**Set task**
State how many lines include "start", giving the number by itself.

====== Material for this exercise

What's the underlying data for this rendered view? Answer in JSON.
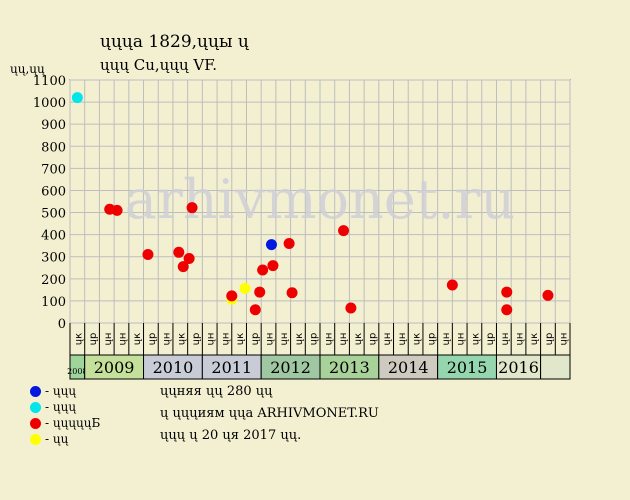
{
  "title_line1": "ųųųа 1829,ųųы ų",
  "title_line2": "ųųų Cu,ųųų VF.",
  "y_unit": "ųų,ųų",
  "watermark": "arhivmonet.ru",
  "colors": {
    "background": "#f3f0d2",
    "plot_background": "#f3f0d2",
    "grid": "#bdbdbd"
  },
  "legend": [
    {
      "label": "- ųųų",
      "color": "#0018e0"
    },
    {
      "label": "- ųųų",
      "color": "#00e6ea"
    },
    {
      "label": "- ųųųųųБ",
      "color": "#ee0000"
    },
    {
      "label": "- ųų",
      "color": "#ffff00"
    }
  ],
  "notes": [
    "ųųняя ųų 280 ųų",
    "ų ųųųиям ųųа ARHIVMONET.RU",
    "ųųų ų 20 ųя 2017 ųų."
  ],
  "chart_data": {
    "type": "scatter",
    "ylim": [
      0,
      1100
    ],
    "yticks": [
      0,
      100,
      200,
      300,
      400,
      500,
      600,
      700,
      800,
      900,
      1000,
      1100
    ],
    "grid": true,
    "legend_position": "bottom-left",
    "quarter_labels": [
      "ųк",
      "ųр",
      "ųн",
      "ųн",
      "ųк",
      "ųр",
      "ųн",
      "ųк",
      "ųр",
      "ųн",
      "ųн",
      "ųк",
      "ųр",
      "ųн",
      "ųн",
      "ųк",
      "ųр",
      "ųн",
      "ųн",
      "ųк",
      "ųр",
      "ųн",
      "ųн",
      "ųк",
      "ųр",
      "ųн",
      "ųн",
      "ųк",
      "ųр",
      "ųн",
      "ųн",
      "ųк",
      "ųр",
      "ųн"
    ],
    "years": [
      {
        "label": "2008",
        "start": 0,
        "span": 1,
        "color": "#9fd49a"
      },
      {
        "label": "2009",
        "start": 1,
        "span": 4,
        "color": "#c5e09a"
      },
      {
        "label": "2010",
        "start": 5,
        "span": 4,
        "color": "#c8ccd6"
      },
      {
        "label": "2011",
        "start": 9,
        "span": 4,
        "color": "#c8ccd6"
      },
      {
        "label": "2012",
        "start": 13,
        "span": 4,
        "color": "#9fc7a2"
      },
      {
        "label": "2013",
        "start": 17,
        "span": 4,
        "color": "#a9d29a"
      },
      {
        "label": "2014",
        "start": 21,
        "span": 4,
        "color": "#cfcac0"
      },
      {
        "label": "2015",
        "start": 25,
        "span": 4,
        "color": "#95d6ae"
      },
      {
        "label": "2016",
        "start": 29,
        "span": 3,
        "color": "#e0e7ca"
      }
    ],
    "series": [
      {
        "color": "#00e6ea",
        "points": [
          {
            "x": 0.0,
            "y": 1020
          }
        ]
      },
      {
        "color": "#0018e0",
        "points": [
          {
            "x": 13.2,
            "y": 355
          }
        ]
      },
      {
        "color": "#ffff00",
        "points": [
          {
            "x": 10.5,
            "y": 108
          },
          {
            "x": 11.4,
            "y": 157
          }
        ]
      },
      {
        "color": "#ee0000",
        "points": [
          {
            "x": 2.2,
            "y": 515
          },
          {
            "x": 2.7,
            "y": 510
          },
          {
            "x": 4.8,
            "y": 310
          },
          {
            "x": 6.9,
            "y": 320
          },
          {
            "x": 7.2,
            "y": 255
          },
          {
            "x": 7.6,
            "y": 292
          },
          {
            "x": 7.8,
            "y": 522
          },
          {
            "x": 10.5,
            "y": 123
          },
          {
            "x": 12.1,
            "y": 60
          },
          {
            "x": 12.4,
            "y": 140
          },
          {
            "x": 12.6,
            "y": 240
          },
          {
            "x": 13.3,
            "y": 260
          },
          {
            "x": 14.4,
            "y": 360
          },
          {
            "x": 14.6,
            "y": 137
          },
          {
            "x": 18.1,
            "y": 418
          },
          {
            "x": 18.6,
            "y": 68
          },
          {
            "x": 25.5,
            "y": 172
          },
          {
            "x": 29.2,
            "y": 140
          },
          {
            "x": 29.2,
            "y": 60
          },
          {
            "x": 32.0,
            "y": 125
          }
        ]
      }
    ]
  }
}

============

**Output for this task**
9